**Task input:**
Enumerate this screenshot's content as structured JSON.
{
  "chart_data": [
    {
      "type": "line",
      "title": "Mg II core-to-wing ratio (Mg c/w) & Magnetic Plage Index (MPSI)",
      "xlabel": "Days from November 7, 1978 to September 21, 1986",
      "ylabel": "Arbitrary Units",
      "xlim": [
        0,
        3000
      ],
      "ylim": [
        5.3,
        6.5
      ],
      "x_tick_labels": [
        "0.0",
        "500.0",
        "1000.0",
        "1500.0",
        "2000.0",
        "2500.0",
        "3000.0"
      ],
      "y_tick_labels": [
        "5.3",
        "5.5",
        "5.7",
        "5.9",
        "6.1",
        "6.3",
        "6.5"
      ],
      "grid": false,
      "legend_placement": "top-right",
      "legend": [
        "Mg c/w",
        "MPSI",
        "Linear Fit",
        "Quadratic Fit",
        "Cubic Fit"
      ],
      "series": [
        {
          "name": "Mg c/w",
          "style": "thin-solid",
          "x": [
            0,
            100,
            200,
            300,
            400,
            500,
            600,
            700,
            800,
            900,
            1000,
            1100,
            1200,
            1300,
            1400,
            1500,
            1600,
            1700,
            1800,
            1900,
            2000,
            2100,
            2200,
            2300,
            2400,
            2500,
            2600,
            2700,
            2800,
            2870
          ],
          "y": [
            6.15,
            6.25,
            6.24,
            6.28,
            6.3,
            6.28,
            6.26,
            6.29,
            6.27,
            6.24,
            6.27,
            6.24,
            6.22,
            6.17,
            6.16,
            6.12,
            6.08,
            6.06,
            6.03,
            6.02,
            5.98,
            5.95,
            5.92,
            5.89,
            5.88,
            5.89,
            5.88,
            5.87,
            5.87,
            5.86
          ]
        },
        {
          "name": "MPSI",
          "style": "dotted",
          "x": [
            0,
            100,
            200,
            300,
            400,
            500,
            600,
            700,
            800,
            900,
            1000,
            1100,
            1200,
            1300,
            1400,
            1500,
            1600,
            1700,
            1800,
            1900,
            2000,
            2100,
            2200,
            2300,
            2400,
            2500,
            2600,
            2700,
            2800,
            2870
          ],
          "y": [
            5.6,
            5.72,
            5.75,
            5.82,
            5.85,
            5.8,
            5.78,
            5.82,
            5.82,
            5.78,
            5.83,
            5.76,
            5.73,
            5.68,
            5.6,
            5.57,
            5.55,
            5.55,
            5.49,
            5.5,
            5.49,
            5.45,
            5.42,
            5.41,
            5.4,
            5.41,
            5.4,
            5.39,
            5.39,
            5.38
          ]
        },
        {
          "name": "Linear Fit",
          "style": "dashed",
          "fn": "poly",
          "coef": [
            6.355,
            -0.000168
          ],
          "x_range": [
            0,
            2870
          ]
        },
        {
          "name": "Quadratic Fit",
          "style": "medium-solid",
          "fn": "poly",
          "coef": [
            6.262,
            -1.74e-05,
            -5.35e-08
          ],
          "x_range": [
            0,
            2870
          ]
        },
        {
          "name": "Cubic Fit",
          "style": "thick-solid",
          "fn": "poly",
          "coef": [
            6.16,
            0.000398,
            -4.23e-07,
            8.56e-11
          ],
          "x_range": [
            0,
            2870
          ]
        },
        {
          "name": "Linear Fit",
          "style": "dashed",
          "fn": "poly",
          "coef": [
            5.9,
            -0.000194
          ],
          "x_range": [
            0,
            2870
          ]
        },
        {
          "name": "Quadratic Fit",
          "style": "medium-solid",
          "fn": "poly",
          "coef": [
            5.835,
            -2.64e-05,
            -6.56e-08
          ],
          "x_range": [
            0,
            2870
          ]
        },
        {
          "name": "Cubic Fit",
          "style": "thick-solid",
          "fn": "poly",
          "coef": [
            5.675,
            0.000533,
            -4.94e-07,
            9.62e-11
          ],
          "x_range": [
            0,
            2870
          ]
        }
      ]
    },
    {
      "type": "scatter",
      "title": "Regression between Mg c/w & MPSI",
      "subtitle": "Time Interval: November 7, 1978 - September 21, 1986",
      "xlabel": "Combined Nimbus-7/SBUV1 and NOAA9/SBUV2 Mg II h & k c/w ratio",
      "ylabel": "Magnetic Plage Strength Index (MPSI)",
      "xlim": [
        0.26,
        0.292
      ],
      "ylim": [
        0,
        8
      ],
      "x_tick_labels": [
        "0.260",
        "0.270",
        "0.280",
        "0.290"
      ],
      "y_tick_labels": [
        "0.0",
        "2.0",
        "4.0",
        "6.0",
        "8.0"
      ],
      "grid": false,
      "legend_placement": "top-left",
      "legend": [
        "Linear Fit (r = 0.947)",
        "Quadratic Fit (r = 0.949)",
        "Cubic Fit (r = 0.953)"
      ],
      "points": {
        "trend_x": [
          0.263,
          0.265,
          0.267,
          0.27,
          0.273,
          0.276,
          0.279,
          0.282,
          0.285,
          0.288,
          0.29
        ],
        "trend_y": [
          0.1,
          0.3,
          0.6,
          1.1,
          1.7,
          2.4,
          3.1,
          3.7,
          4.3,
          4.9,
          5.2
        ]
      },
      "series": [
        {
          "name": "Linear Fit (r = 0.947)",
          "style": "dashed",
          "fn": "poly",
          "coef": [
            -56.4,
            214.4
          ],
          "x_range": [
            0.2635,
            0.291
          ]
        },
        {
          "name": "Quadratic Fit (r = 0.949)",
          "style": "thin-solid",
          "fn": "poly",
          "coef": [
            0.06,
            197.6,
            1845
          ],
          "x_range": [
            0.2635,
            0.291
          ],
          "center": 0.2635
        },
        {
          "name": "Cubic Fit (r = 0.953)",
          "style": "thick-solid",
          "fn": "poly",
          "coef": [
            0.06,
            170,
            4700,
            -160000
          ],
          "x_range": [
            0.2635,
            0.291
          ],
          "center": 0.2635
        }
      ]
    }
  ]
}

**What you are asked to do:**
Find the word "Cubic" in the data and show each line that holds it.

**In response:**
        "Cubic Fit"
          "name": "Cubic Fit",
          "name": "Cubic Fit",
        "Cubic Fit (r = 0.953)"
          "name": "Cubic Fit (r = 0.953)",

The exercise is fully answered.